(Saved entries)
________

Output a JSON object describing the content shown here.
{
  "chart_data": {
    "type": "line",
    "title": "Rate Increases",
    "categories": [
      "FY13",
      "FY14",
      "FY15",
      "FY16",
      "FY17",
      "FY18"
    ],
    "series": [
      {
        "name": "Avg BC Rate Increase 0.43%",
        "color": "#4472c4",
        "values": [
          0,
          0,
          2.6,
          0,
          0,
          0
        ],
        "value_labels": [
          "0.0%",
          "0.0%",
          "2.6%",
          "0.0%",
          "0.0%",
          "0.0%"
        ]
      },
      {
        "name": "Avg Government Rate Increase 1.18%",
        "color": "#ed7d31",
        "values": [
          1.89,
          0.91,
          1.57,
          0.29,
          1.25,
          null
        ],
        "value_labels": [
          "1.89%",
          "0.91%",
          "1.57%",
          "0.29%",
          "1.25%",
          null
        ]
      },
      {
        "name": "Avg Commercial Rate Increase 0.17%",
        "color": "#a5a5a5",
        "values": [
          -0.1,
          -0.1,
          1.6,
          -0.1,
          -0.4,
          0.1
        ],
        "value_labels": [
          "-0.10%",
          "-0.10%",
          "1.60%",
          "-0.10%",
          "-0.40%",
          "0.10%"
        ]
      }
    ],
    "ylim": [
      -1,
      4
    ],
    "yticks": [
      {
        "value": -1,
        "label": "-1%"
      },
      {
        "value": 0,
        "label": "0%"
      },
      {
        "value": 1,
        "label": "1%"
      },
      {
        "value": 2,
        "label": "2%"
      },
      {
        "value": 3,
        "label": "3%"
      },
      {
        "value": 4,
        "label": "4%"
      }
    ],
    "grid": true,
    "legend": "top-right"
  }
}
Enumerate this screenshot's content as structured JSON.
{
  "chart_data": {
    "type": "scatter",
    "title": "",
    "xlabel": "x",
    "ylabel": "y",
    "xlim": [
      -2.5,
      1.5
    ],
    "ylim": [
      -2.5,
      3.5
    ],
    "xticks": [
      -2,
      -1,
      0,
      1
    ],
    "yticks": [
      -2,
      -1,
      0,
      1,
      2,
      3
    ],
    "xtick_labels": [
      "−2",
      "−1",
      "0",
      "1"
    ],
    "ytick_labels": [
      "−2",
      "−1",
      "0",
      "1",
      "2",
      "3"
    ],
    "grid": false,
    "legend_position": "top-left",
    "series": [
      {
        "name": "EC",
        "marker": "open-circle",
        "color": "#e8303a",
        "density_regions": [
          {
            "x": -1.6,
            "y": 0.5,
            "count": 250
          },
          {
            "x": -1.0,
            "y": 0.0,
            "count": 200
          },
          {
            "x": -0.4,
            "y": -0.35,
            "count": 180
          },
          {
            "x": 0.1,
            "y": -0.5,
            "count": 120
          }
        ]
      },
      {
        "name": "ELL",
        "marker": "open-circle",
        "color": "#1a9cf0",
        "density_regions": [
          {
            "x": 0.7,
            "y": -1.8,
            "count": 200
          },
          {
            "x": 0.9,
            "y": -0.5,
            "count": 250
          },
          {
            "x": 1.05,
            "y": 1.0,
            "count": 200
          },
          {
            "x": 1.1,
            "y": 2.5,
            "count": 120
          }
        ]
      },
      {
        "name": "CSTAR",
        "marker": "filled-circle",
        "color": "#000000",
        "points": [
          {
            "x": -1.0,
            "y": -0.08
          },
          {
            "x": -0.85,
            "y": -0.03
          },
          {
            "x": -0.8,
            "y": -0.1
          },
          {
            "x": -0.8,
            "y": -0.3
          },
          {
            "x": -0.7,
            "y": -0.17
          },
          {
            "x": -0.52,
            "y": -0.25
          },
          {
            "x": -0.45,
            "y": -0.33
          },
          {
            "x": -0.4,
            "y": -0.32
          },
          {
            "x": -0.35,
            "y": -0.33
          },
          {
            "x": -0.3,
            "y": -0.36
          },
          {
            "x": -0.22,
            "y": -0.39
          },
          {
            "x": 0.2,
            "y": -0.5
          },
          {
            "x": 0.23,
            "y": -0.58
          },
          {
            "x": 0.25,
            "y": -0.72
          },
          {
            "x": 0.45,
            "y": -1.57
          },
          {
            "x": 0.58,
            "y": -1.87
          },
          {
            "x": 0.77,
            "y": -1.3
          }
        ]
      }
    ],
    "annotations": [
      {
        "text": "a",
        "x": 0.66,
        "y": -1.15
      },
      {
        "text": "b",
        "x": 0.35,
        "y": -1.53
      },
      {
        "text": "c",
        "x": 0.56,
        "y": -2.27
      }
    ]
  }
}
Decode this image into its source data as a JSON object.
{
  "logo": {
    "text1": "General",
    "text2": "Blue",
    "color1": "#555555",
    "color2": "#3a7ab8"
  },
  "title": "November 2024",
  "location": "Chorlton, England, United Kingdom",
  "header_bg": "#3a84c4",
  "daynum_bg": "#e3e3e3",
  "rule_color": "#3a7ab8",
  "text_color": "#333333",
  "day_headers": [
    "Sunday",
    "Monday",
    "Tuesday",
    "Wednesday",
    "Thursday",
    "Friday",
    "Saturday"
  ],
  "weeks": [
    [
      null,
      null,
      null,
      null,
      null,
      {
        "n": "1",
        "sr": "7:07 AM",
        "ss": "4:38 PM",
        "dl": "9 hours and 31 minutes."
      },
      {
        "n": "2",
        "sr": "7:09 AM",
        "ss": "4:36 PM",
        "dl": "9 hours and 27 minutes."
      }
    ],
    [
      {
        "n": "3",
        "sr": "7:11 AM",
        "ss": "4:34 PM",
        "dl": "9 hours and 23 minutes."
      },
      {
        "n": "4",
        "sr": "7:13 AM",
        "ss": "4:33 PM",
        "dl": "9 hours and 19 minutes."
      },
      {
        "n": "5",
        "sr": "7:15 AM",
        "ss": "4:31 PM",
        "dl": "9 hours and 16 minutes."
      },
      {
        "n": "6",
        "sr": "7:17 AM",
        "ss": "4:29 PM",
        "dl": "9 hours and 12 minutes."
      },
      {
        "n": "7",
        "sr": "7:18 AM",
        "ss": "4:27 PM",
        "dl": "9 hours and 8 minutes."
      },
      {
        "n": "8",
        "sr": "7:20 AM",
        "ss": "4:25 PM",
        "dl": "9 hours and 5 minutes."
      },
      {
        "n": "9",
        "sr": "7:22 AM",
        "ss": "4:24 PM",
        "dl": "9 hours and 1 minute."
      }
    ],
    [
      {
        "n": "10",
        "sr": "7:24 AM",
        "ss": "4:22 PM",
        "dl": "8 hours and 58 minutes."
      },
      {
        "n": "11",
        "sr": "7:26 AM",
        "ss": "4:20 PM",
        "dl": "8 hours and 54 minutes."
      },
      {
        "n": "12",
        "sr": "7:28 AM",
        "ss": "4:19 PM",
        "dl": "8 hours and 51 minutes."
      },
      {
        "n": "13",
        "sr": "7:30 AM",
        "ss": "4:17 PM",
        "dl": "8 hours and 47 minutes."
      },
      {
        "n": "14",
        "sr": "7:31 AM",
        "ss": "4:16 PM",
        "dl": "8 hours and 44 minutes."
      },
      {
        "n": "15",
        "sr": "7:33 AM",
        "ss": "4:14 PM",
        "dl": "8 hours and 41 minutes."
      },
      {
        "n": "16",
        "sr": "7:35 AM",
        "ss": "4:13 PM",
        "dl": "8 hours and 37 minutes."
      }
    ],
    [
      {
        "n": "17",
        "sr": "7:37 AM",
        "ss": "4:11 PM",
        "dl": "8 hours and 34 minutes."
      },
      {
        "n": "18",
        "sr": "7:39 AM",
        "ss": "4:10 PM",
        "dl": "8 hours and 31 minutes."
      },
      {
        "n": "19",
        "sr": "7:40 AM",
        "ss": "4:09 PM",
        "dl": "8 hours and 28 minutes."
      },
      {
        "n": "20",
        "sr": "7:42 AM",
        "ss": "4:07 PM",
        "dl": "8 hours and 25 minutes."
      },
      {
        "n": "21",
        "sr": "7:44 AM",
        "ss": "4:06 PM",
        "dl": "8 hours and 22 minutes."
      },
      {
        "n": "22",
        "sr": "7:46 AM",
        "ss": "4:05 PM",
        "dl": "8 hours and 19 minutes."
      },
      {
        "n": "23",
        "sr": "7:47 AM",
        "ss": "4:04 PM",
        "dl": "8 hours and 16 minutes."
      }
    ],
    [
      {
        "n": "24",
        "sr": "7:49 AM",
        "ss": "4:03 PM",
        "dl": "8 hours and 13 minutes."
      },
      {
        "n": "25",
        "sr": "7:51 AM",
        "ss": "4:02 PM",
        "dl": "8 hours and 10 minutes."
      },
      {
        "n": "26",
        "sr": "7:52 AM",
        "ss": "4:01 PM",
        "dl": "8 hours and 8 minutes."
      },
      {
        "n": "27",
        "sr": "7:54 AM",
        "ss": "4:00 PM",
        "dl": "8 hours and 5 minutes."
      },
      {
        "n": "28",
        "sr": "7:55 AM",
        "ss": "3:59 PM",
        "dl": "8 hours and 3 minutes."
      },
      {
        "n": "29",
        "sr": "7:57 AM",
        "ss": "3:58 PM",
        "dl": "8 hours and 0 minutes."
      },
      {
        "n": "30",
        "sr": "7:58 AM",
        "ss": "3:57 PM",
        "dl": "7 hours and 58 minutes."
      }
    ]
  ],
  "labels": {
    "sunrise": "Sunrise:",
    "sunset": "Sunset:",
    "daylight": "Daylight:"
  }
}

________

→ **SET PROBLEM**
From the listing above, pick out every line containing "name".

→ **COMPLETE ANSWER**
        "name": "Avg BC Rate Increase 0.43%",
        "name": "Avg Government Rate Increase 1.18%",
        "name": "Avg Commercial Rate Increase 0.17%",
        "name": "EC",
        "name": "ELL",
        "name": "CSTAR",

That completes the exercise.